━━━━━ Stored records ━━━━━

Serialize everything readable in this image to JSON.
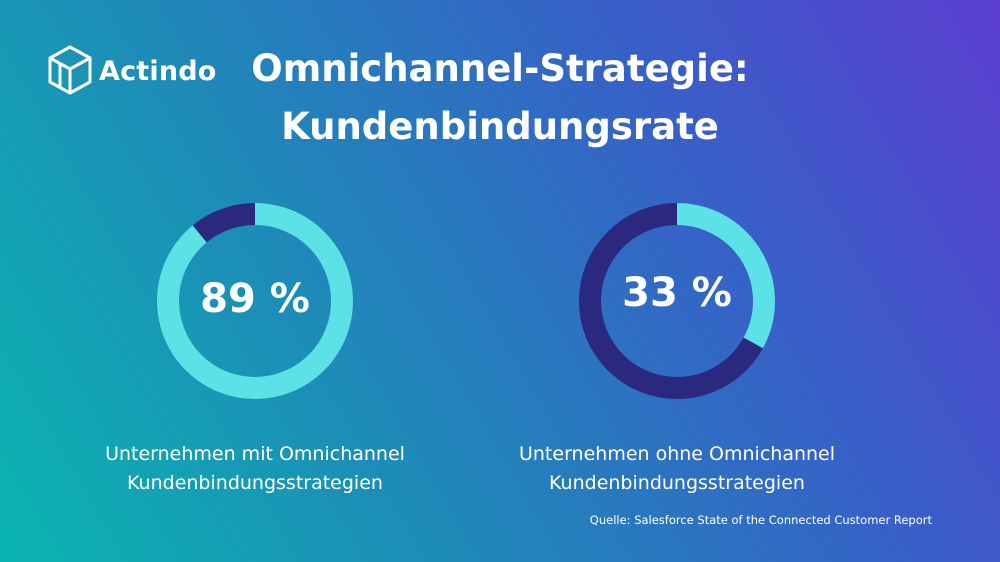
{
  "brand": {
    "name": "Actindo",
    "logo_icon": "actindo-cube-icon"
  },
  "title": {
    "line1": "Omnichannel-Strategie:",
    "line2": "Kundenbindungsrate"
  },
  "chart_data": [
    {
      "type": "pie",
      "values": [
        89,
        11
      ],
      "value_label": "89 %",
      "caption": {
        "line1": "Unternehmen mit Omnichannel",
        "line2": "Kundenbindungsstrategien"
      },
      "colors": {
        "value": "#5ce1e6",
        "remainder": "#2b2880"
      }
    },
    {
      "type": "pie",
      "values": [
        33,
        67
      ],
      "value_label": "33 %",
      "caption": {
        "line1": "Unternehmen ohne Omnichannel",
        "line2": "Kundenbindungsstrategien"
      },
      "colors": {
        "value": "#5ce1e6",
        "remainder": "#2b2880"
      }
    }
  ],
  "source": "Quelle: Salesforce State of the Connected Customer Report"
}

━━━━━

**Problem requirements:**
Repeat the listing verbatim. Skip the pictures.

**Result:**
Serialize everything readable in this image to JSON.
{
  "brand": {
    "name": "Actindo",
    "logo_icon": "actindo-cube-icon"
  },
  "title": {
    "line1": "Omnichannel-Strategie:",
    "line2": "Kundenbindungsrate"
  },
  "chart_data": [
    {
      "type": "pie",
      "values": [
        89,
        11
      ],
      "value_label": "89 %",
      "caption": {
        "line1": "Unternehmen mit Omnichannel",
        "line2": "Kundenbindungsstrategien"
      },
      "colors": {
        "value": "#5ce1e6",
        "remainder": "#2b2880"
      }
    },
    {
      "type": "pie",
      "values": [
        33,
        67
      ],
      "value_label": "33 %",
      "caption": {
        "line1": "Unternehmen ohne Omnichannel",
        "line2": "Kundenbindungsstrategien"
      },
      "colors": {
        "value": "#5ce1e6",
        "remainder": "#2b2880"
      }
    }
  ],
  "source": "Quelle: Salesforce State of the Connected Customer Report"
}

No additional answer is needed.